Data supplied:
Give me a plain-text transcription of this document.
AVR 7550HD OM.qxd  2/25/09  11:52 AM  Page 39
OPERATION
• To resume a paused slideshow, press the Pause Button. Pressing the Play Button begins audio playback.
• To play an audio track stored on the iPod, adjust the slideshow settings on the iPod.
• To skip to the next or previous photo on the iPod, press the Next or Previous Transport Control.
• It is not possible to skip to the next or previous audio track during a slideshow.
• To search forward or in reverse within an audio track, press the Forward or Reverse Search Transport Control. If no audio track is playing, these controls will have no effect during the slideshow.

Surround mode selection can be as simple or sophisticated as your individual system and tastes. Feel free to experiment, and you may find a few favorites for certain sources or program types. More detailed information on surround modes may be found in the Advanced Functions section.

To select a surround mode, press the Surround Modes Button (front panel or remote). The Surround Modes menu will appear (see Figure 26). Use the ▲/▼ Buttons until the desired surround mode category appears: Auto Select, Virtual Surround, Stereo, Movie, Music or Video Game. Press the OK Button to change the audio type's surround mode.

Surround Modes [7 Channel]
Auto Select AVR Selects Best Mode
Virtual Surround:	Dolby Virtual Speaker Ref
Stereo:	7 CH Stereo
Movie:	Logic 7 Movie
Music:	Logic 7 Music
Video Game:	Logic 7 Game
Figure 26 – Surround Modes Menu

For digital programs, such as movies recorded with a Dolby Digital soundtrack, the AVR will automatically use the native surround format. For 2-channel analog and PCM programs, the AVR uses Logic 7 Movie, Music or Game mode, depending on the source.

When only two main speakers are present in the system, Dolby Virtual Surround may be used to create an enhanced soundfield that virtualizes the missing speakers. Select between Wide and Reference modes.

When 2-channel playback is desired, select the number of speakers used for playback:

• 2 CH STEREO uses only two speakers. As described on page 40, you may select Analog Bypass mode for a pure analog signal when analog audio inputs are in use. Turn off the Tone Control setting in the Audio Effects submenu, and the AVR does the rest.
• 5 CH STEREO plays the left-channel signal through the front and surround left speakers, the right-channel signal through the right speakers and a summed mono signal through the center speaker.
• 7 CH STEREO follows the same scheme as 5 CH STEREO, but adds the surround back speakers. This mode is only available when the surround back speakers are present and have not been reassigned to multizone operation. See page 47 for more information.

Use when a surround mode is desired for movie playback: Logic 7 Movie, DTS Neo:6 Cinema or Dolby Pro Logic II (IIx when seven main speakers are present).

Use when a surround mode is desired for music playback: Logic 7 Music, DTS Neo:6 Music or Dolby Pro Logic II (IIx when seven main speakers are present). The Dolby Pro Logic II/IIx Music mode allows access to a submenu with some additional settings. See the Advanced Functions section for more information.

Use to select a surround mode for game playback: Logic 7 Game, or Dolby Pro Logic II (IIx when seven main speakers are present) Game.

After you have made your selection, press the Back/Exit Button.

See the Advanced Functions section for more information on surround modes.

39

What you should do:
In the entries above, find each line with the word "during" and copy it.

Response to the task:
• It is not possible to skip to the next or previous audio track during a slideshow.
• To search forward or in reverse within an audio track, press the Forward or Reverse Search Transport Control. If no audio track is playing, these controls will have no effect during the slideshow.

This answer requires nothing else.